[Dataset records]
+--
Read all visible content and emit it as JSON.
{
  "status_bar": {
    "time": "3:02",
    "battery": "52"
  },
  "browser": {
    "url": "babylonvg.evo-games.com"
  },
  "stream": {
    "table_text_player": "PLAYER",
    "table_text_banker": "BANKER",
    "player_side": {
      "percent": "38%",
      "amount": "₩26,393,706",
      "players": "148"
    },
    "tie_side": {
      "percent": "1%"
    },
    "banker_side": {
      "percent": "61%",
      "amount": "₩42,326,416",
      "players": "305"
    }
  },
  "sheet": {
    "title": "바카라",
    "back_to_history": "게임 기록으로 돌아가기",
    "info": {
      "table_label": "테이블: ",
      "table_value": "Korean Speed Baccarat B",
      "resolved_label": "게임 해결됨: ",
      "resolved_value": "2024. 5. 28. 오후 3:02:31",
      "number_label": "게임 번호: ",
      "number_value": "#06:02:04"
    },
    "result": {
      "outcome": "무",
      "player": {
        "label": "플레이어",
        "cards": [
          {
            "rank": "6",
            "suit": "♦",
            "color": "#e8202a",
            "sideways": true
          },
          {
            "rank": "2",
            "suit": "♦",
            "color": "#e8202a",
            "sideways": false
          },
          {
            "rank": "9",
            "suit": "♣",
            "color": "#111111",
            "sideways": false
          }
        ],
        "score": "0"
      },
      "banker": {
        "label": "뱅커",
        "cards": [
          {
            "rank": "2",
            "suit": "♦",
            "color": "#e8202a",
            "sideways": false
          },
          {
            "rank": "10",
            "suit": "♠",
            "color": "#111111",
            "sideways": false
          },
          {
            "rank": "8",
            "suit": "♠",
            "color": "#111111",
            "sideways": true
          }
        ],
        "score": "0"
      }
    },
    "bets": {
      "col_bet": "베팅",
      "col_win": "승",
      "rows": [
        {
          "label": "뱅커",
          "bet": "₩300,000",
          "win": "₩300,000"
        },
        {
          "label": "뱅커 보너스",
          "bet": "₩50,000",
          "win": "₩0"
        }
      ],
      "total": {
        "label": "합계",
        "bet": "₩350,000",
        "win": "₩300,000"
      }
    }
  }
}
+--
### Goal
Repeat the records above exactly as they appear.

### Result below
Read all visible content and emit it as JSON.
{
  "status_bar": {
    "time": "3:02",
    "battery": "52"
  },
  "browser": {
    "url": "babylonvg.evo-games.com"
  },
  "stream": {
    "table_text_player": "PLAYER",
    "table_text_banker": "BANKER",
    "player_side": {
      "percent": "38%",
      "amount": "₩26,393,706",
      "players": "148"
    },
    "tie_side": {
      "percent": "1%"
    },
    "banker_side": {
      "percent": "61%",
      "amount": "₩42,326,416",
      "players": "305"
    }
  },
  "sheet": {
    "title": "바카라",
    "back_to_history": "게임 기록으로 돌아가기",
    "info": {
      "table_label": "테이블: ",
      "table_value": "Korean Speed Baccarat B",
      "resolved_label": "게임 해결됨: ",
      "resolved_value": "2024. 5. 28. 오후 3:02:31",
      "number_label": "게임 번호: ",
      "number_value": "#06:02:04"
    },
    "result": {
      "outcome": "무",
      "player": {
        "label": "플레이어",
        "cards": [
          {
            "rank": "6",
            "suit": "♦",
            "color": "#e8202a",
            "sideways": true
          },
          {
            "rank": "2",
            "suit": "♦",
            "color": "#e8202a",
            "sideways": false
          },
          {
            "rank": "9",
            "suit": "♣",
            "color": "#111111",
            "sideways": false
          }
        ],
        "score": "0"
      },
      "banker": {
        "label": "뱅커",
        "cards": [
          {
            "rank": "2",
            "suit": "♦",
            "color": "#e8202a",
            "sideways": false
          },
          {
            "rank": "10",
            "suit": "♠",
            "color": "#111111",
            "sideways": false
          },
          {
            "rank": "8",
            "suit": "♠",
            "color": "#111111",
            "sideways": true
          }
        ],
        "score": "0"
      }
    },
    "bets": {
      "col_bet": "베팅",
      "col_win": "승",
      "rows": [
        {
          "label": "뱅커",
          "bet": "₩300,000",
          "win": "₩300,000"
        },
        {
          "label": "뱅커 보너스",
          "bet": "₩50,000",
          "win": "₩0"
        }
      ],
      "total": {
        "label": "합계",
        "bet": "₩350,000",
        "win": "₩300,000"
      }
    }
  }
}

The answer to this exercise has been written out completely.